» **Directions**
Gather all lines in the data that hold the string "icon".
====================
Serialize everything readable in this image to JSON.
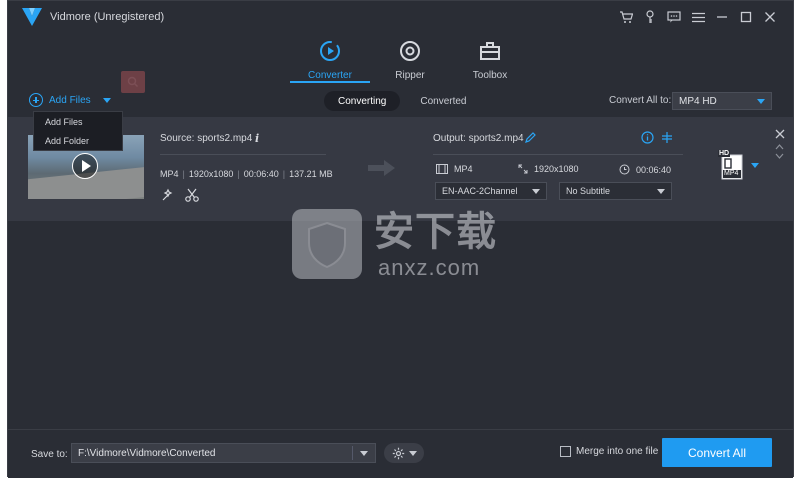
{
  "app": {
    "title": "Vidmore (Unregistered)"
  },
  "colors": {
    "accent": "#2aa5f5",
    "background": "#2a2d35",
    "row": "#363943",
    "convert_button": "#1f9bf1"
  },
  "window_controls": [
    "cart-icon",
    "key-icon",
    "feedback-icon",
    "menu-icon",
    "minimize-icon",
    "maximize-icon",
    "close-icon"
  ],
  "main_tabs": [
    {
      "label": "Converter",
      "icon": "converter-icon",
      "active": true
    },
    {
      "label": "Ripper",
      "icon": "ripper-icon",
      "active": false
    },
    {
      "label": "Toolbox",
      "icon": "toolbox-icon",
      "active": false
    }
  ],
  "toolbar": {
    "add_files_label": "Add Files",
    "segments": [
      "Converting",
      "Converted"
    ],
    "convert_all_label": "Convert All to:",
    "convert_all_format": "MP4 HD"
  },
  "dropdown": {
    "items": [
      "Add Files",
      "Add Folder"
    ]
  },
  "file": {
    "source_name": "Source: sports2.mp4",
    "info_glyph": "i",
    "format": "MP4",
    "resolution": "1920x1080",
    "duration": "00:06:40",
    "size": "137.21 MB",
    "output_name": "Output: sports2.mp4",
    "out_format": "MP4",
    "out_resolution": "1920x1080",
    "out_duration": "00:06:40",
    "audio_track": "EN-AAC-2Channel",
    "subtitle": "No Subtitle",
    "hd_badge": "HD",
    "format_badge": "MP4"
  },
  "watermark": {
    "big": "安下载",
    "small": "anxz.com"
  },
  "bottom": {
    "save_label": "Save to:",
    "save_path": "F:\\Vidmore\\Vidmore\\Converted",
    "merge_label": "Merge into one file",
    "merge_checked": false,
    "convert_button": "Convert All"
  }
}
====================
» **Task output**
    "cart-icon",
    "key-icon",
    "feedback-icon",
    "menu-icon",
    "minimize-icon",
    "maximize-icon",
    "close-icon"
      "icon": "converter-icon",
      "icon": "ripper-icon",
      "icon": "toolbox-icon",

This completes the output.